— start Listing —

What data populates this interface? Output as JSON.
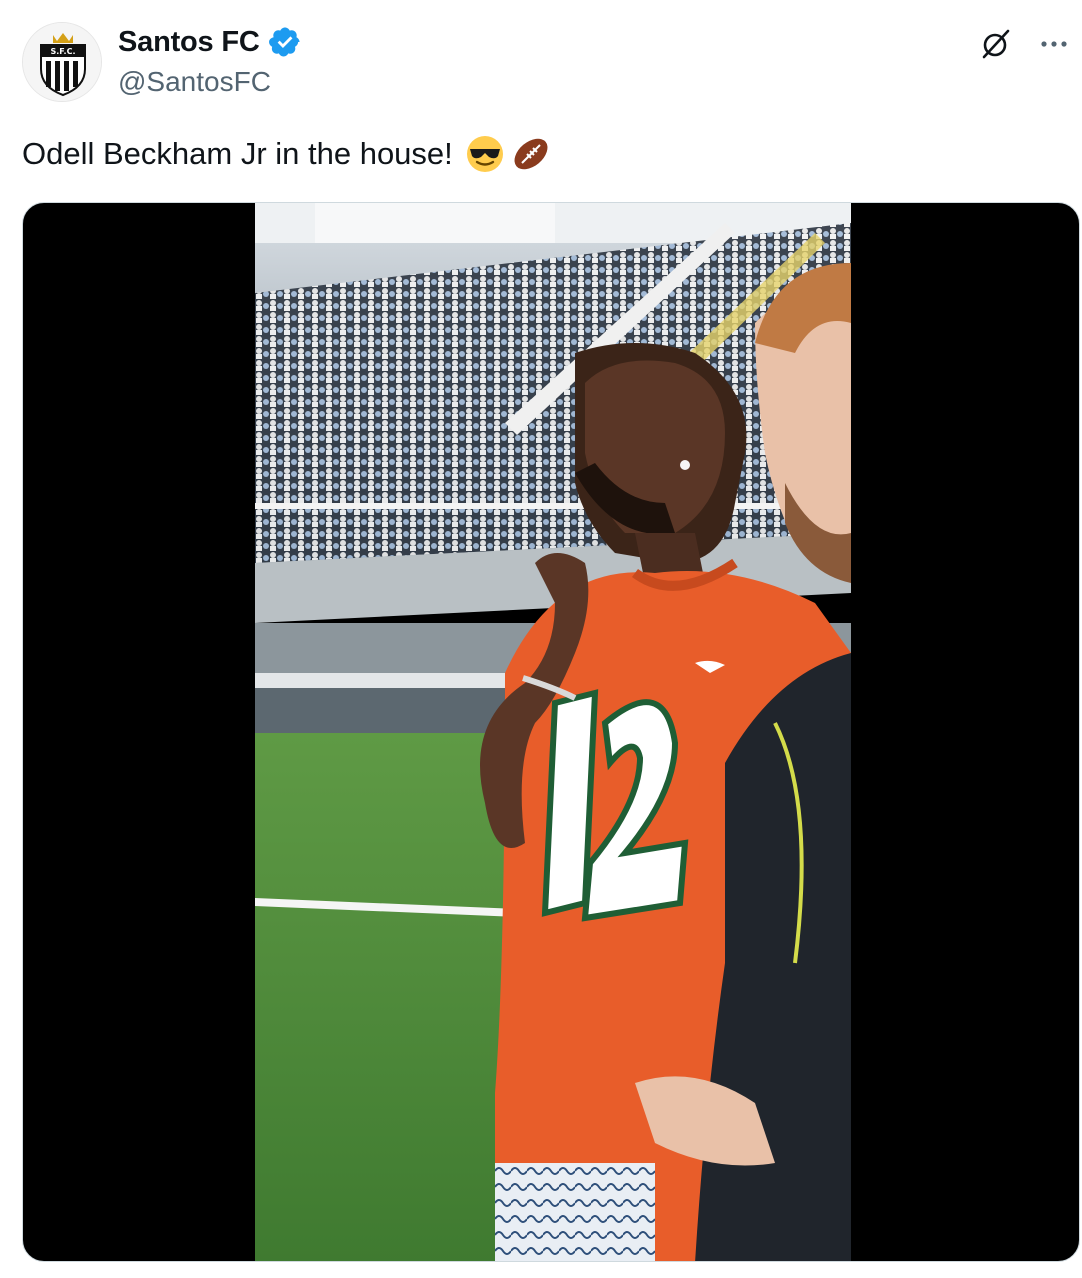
{
  "author": {
    "name": "Santos FC",
    "handle": "@SantosFC",
    "verified": true,
    "avatar_icon": "santos-crest-icon"
  },
  "actions": {
    "grok_icon": "grok-icon",
    "more_icon": "more-dots-icon"
  },
  "tweet": {
    "text": "Odell Beckham Jr in the house!",
    "emojis": [
      "smiling-face-with-sunglasses",
      "american-football"
    ]
  },
  "media": {
    "type": "video",
    "subject": "stadium-sideline-scene"
  },
  "colors": {
    "verified_blue": "#1d9bf0",
    "handle_gray": "#536471",
    "jersey_orange": "#e85d2a",
    "pitch_green": "#4f8a3a"
  }
}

— end Listing —

Identify each line in the records above containing the word "icon"; copy those lines.

* Problem solution
    "avatar_icon": "santos-crest-icon"
    "grok_icon": "grok-icon",
    "more_icon": "more-dots-icon"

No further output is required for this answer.